BEGIN GIVEN INFORMATION

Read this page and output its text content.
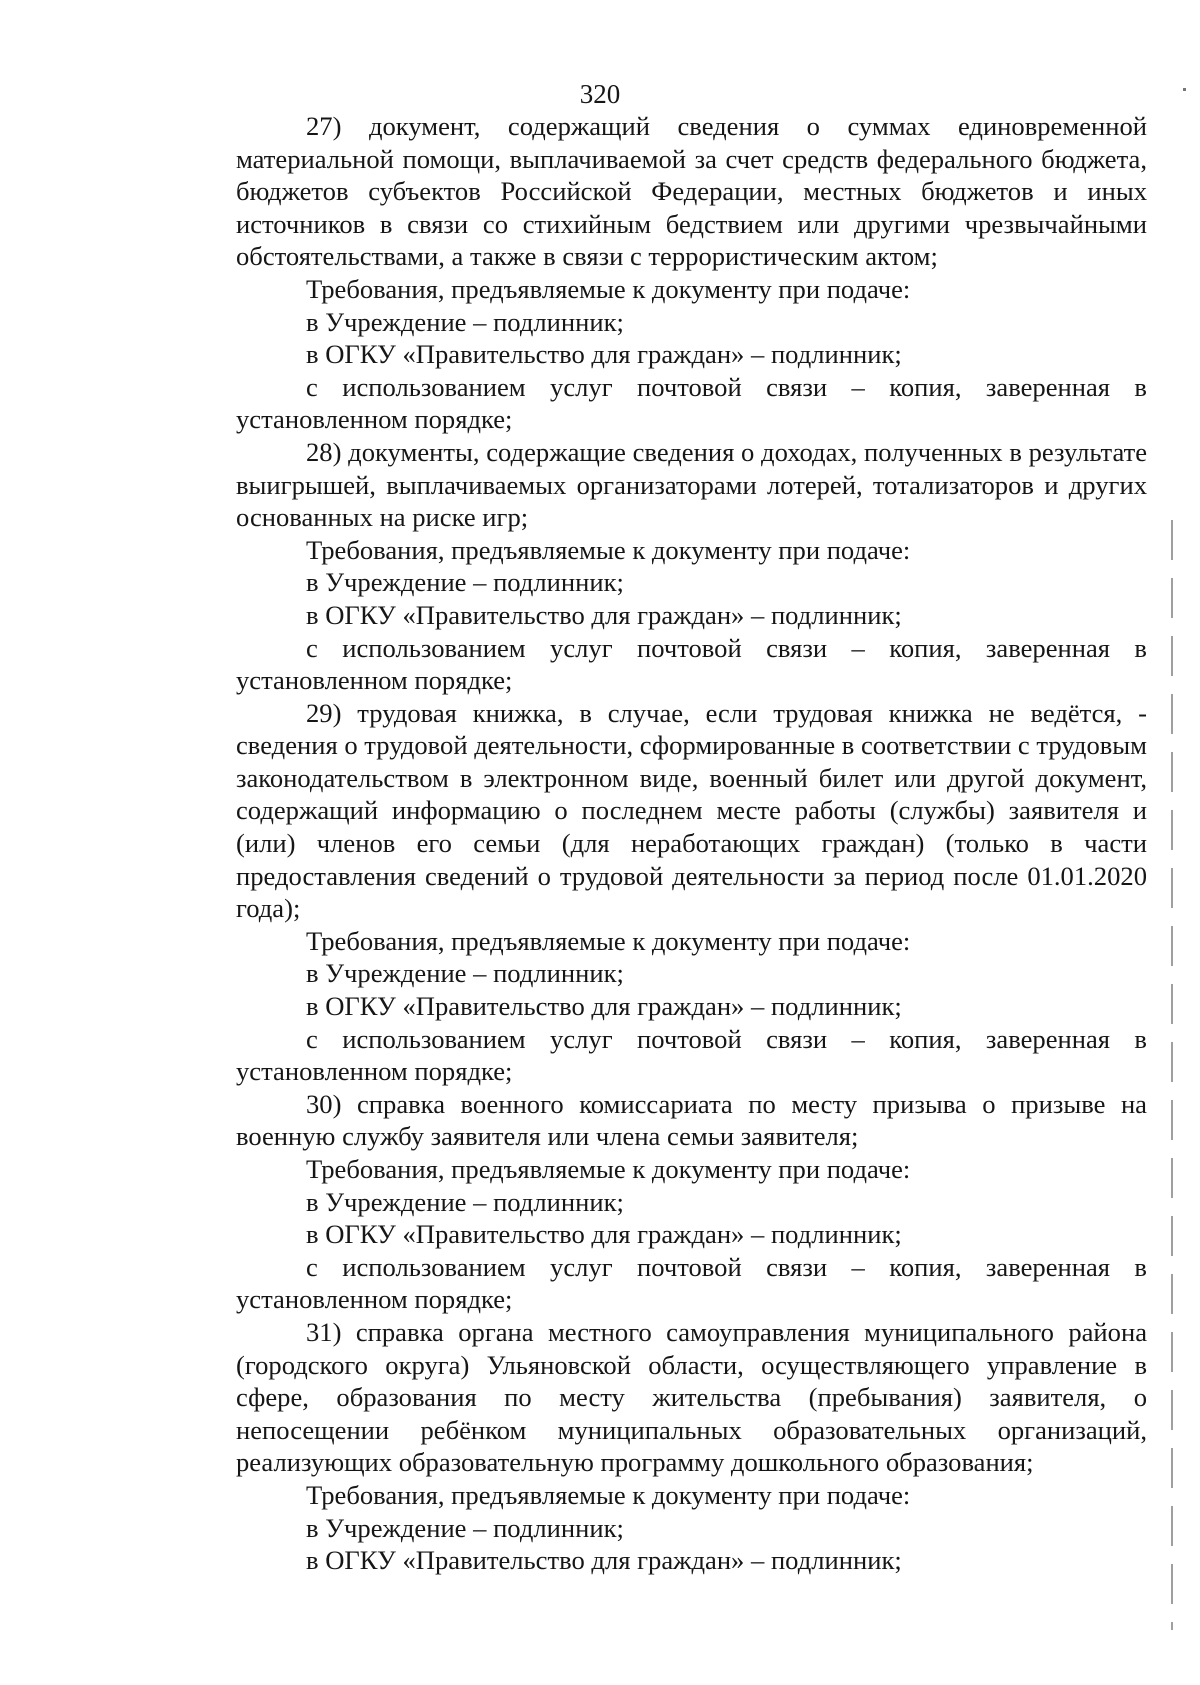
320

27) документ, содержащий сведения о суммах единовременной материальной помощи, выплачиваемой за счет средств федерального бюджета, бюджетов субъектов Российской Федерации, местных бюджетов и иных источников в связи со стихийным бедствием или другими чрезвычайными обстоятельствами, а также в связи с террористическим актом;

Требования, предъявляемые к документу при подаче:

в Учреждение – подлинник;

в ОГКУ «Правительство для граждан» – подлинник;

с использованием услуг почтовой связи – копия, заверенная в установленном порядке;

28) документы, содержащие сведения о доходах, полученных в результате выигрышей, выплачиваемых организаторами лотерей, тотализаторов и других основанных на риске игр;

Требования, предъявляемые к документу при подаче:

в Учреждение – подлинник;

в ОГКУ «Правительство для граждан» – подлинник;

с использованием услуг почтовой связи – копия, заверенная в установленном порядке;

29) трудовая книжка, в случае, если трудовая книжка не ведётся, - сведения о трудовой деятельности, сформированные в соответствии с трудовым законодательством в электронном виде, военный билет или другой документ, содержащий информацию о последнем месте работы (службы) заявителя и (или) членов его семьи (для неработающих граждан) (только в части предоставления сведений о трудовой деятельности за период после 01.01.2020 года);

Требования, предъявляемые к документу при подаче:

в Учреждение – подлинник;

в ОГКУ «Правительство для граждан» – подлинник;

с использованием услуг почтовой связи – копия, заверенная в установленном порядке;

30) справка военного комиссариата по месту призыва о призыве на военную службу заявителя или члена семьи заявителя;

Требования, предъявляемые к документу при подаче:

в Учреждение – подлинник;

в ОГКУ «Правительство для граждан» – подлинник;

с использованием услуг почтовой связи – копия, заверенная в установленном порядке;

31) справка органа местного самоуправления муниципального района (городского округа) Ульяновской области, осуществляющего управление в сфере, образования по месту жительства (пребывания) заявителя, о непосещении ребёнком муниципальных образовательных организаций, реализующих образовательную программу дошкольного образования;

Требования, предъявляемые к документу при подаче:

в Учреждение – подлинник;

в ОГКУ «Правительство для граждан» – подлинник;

END GIVEN INFORMATION

WRITTEN INSTRUCTION ->
Every line of the material is to be quoted exactly, with no pictures carried over.

RESULT ->
Read this page and output its text content.
320

27) документ, содержащий сведения о суммах единовременной материальной помощи, выплачиваемой за счет средств федерального бюджета, бюджетов субъектов Российской Федерации, местных бюджетов и иных источников в связи со стихийным бедствием или другими чрезвычайными обстоятельствами, а также в связи с террористическим актом;

Требования, предъявляемые к документу при подаче:

в Учреждение – подлинник;

в ОГКУ «Правительство для граждан» – подлинник;

с использованием услуг почтовой связи – копия, заверенная в установленном порядке;

28) документы, содержащие сведения о доходах, полученных в результате выигрышей, выплачиваемых организаторами лотерей, тотализаторов и других основанных на риске игр;

Требования, предъявляемые к документу при подаче:

в Учреждение – подлинник;

в ОГКУ «Правительство для граждан» – подлинник;

с использованием услуг почтовой связи – копия, заверенная в установленном порядке;

29) трудовая книжка, в случае, если трудовая книжка не ведётся, - сведения о трудовой деятельности, сформированные в соответствии с трудовым законодательством в электронном виде, военный билет или другой документ, содержащий информацию о последнем месте работы (службы) заявителя и (или) членов его семьи (для неработающих граждан) (только в части предоставления сведений о трудовой деятельности за период после 01.01.2020 года);

Требования, предъявляемые к документу при подаче:

в Учреждение – подлинник;

в ОГКУ «Правительство для граждан» – подлинник;

с использованием услуг почтовой связи – копия, заверенная в установленном порядке;

30) справка военного комиссариата по месту призыва о призыве на военную службу заявителя или члена семьи заявителя;

Требования, предъявляемые к документу при подаче:

в Учреждение – подлинник;

в ОГКУ «Правительство для граждан» – подлинник;

с использованием услуг почтовой связи – копия, заверенная в установленном порядке;

31) справка органа местного самоуправления муниципального района (городского округа) Ульяновской области, осуществляющего управление в сфере, образования по месту жительства (пребывания) заявителя, о непосещении ребёнком муниципальных образовательных организаций, реализующих образовательную программу дошкольного образования;

Требования, предъявляемые к документу при подаче:

в Учреждение – подлинник;

в ОГКУ «Правительство для граждан» – подлинник;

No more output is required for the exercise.